──────── Data section ────────

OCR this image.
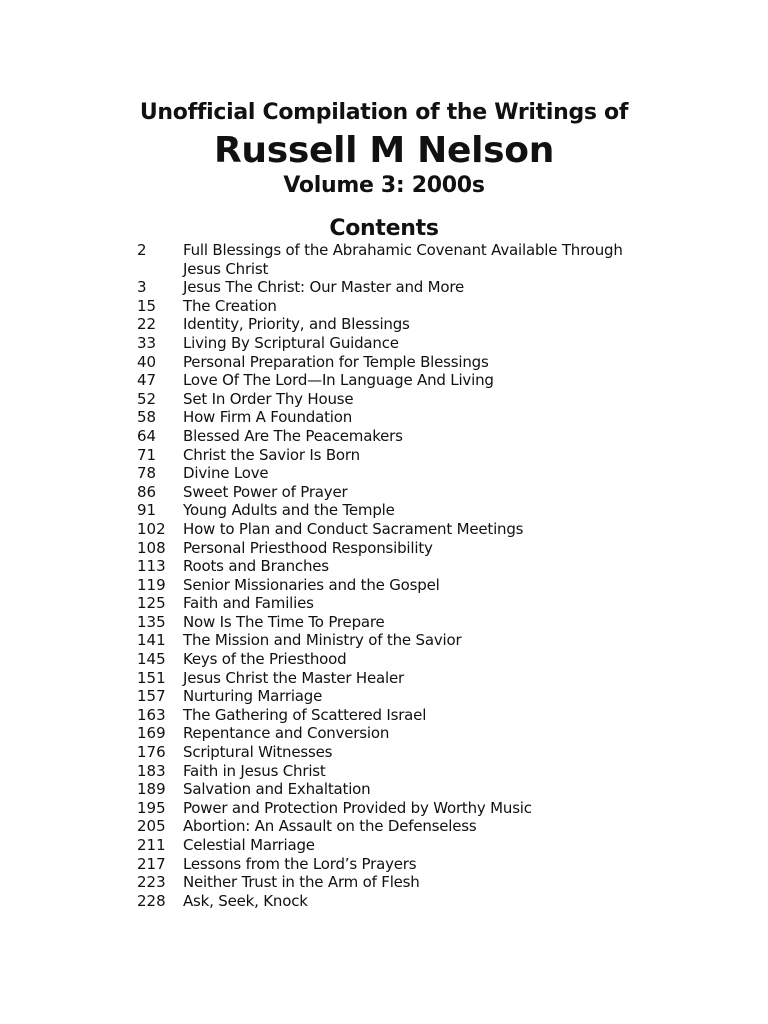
Unofficial Compilation of the Writings of
Russell M Nelson
Volume 3: 2000s
Contents
2	Full Blessings of the Abrahamic Covenant Available Through Jesus Christ
3	Jesus The Christ: Our Master and More
15	The Creation
22	Identity, Priority, and Blessings
33	Living By Scriptural Guidance
40	Personal Preparation for Temple Blessings
47	Love Of The Lord—In Language And Living
52	Set In Order Thy House
58	How Firm A Foundation
64	Blessed Are The Peacemakers
71	Christ the Savior Is Born
78	Divine Love
86	Sweet Power of Prayer
91	Young Adults and the Temple
102	How to Plan and Conduct Sacrament Meetings
108	Personal Priesthood Responsibility
113	Roots and Branches
119	Senior Missionaries and the Gospel
125	Faith and Families
135	Now Is The Time To Prepare
141	The Mission and Ministry of the Savior
145	Keys of the Priesthood
151	Jesus Christ the Master Healer
157	Nurturing Marriage
163	The Gathering of Scattered Israel
169	Repentance and Conversion
176	Scriptural Witnesses
183	Faith in Jesus Christ
189	Salvation and Exhaltation
195	Power and Protection Provided by Worthy Music
205	Abortion: An Assault on the Defenseless
211	Celestial Marriage
217	Lessons from the Lord’s Prayers
223	Neither Trust in the Arm of Flesh
228	Ask, Seek, Knock
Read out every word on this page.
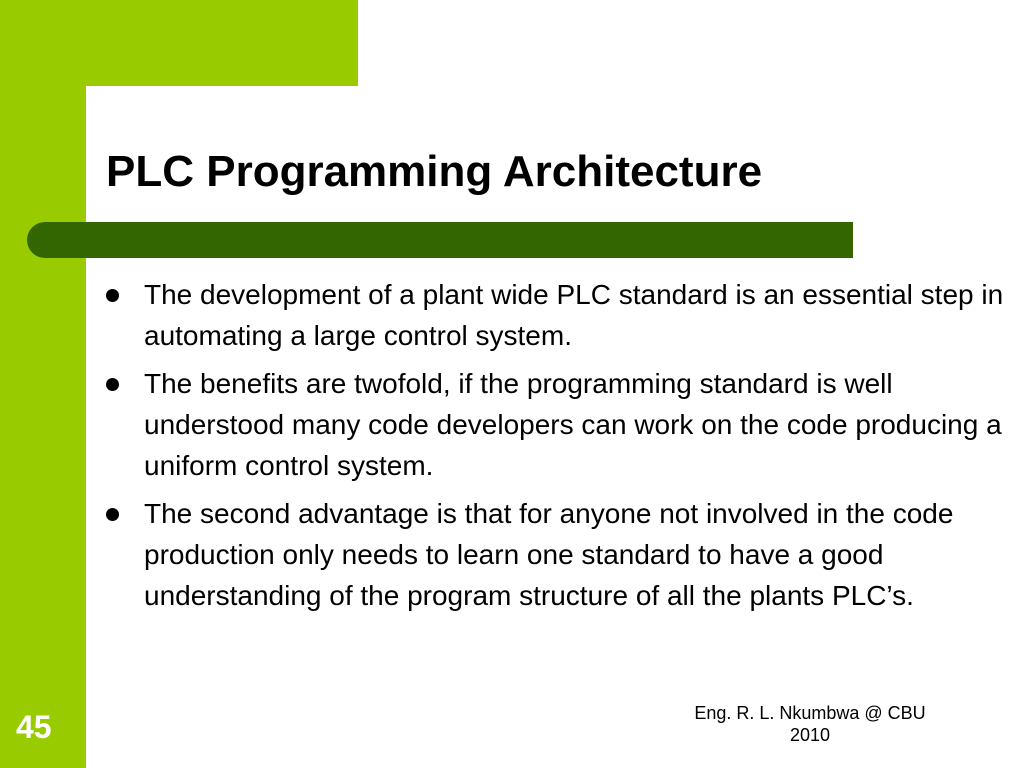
PLC Programming Architecture
The development of a plant wide PLC standard is an essential step in automating a large control system.
The benefits are twofold, if the programming standard is well understood many code developers can work on the code producing a uniform control system.
The second advantage is that for anyone not involved in the code production only needs to learn one standard to have a good understanding of the program structure of all the plants PLC’s.
45	Eng. R. L. Nkumbwa @ CBU
2010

────────

Reproduce all of the data exactly, omitting each picture it holds.

OCR this image.
Unofficial Compilation of the Writings of
Russell M Nelson
Volume 3: 2000s
Contents
2	Full Blessings of the Abrahamic Covenant Available Through Jesus Christ
3	Jesus The Christ: Our Master and More
15	The Creation
22	Identity, Priority, and Blessings
33	Living By Scriptural Guidance
40	Personal Preparation for Temple Blessings
47	Love Of The Lord—In Language And Living
52	Set In Order Thy House
58	How Firm A Foundation
64	Blessed Are The Peacemakers
71	Christ the Savior Is Born
78	Divine Love
86	Sweet Power of Prayer
91	Young Adults and the Temple
102	How to Plan and Conduct Sacrament Meetings
108	Personal Priesthood Responsibility
113	Roots and Branches
119	Senior Missionaries and the Gospel
125	Faith and Families
135	Now Is The Time To Prepare
141	The Mission and Ministry of the Savior
145	Keys of the Priesthood
151	Jesus Christ the Master Healer
157	Nurturing Marriage
163	The Gathering of Scattered Israel
169	Repentance and Conversion
176	Scriptural Witnesses
183	Faith in Jesus Christ
189	Salvation and Exhaltation
195	Power and Protection Provided by Worthy Music
205	Abortion: An Assault on the Defenseless
211	Celestial Marriage
217	Lessons from the Lord’s Prayers
223	Neither Trust in the Arm of Flesh
228	Ask, Seek, Knock
Read out every word on this page.
PLC Programming Architecture
The development of a plant wide PLC standard is an essential step in automating a large control system.
The benefits are twofold, if the programming standard is well understood many code developers can work on the code producing a uniform control system.
The second advantage is that for anyone not involved in the code production only needs to learn one standard to have a good understanding of the program structure of all the plants PLC’s.
45	Eng. R. L. Nkumbwa @ CBU
2010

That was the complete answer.